__Task statement__. Each entry below should be written out exactly as it is, with no pictures.

__Input for this task__.
<<<<
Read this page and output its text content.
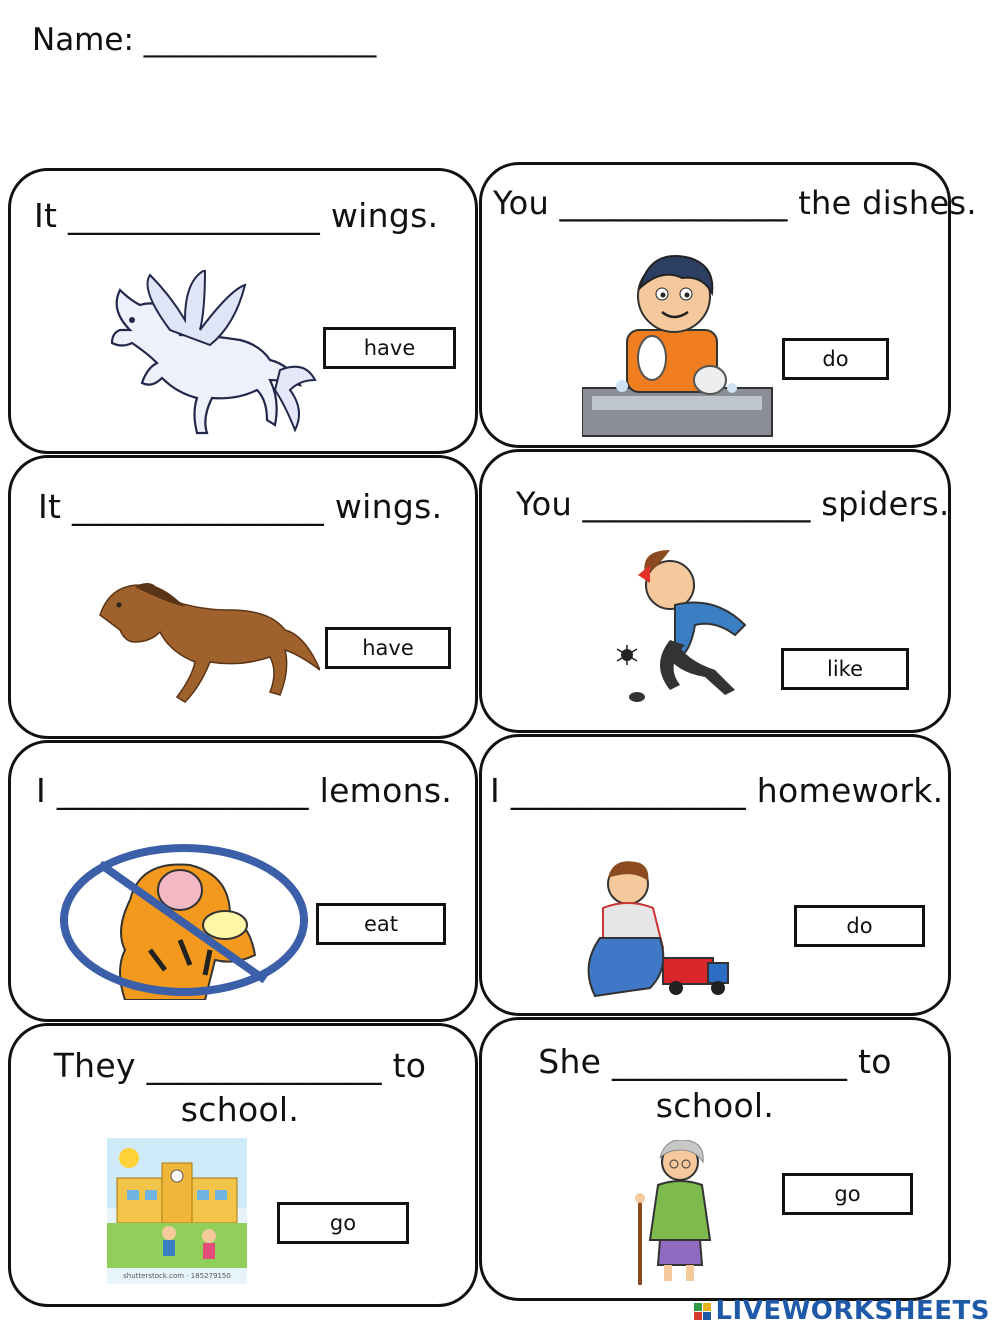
Name: _______________
It _______________ wings.
have
You ______________ the dishes.
do
It _______________ wings.
have
You ______________ spiders.
like
I _______________ lemons.
eat
I ______________ homework.
do
They ______________ to
school.
go
shutterstock.com · 185279150
She ______________ to
school.
go
LIVEWORKSHEETS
>>>>
__Solution to the exercise__.
Read this page and output its text content.
Name: _______________
It _______________ wings.
have
You ______________ the dishes.
do
It _______________ wings.
have
You ______________ spiders.
like
I _______________ lemons.
eat
I ______________ homework.
do
They ______________ to
school.
go
shutterstock.com · 185279150
She ______________ to
school.
go
LIVEWORKSHEETS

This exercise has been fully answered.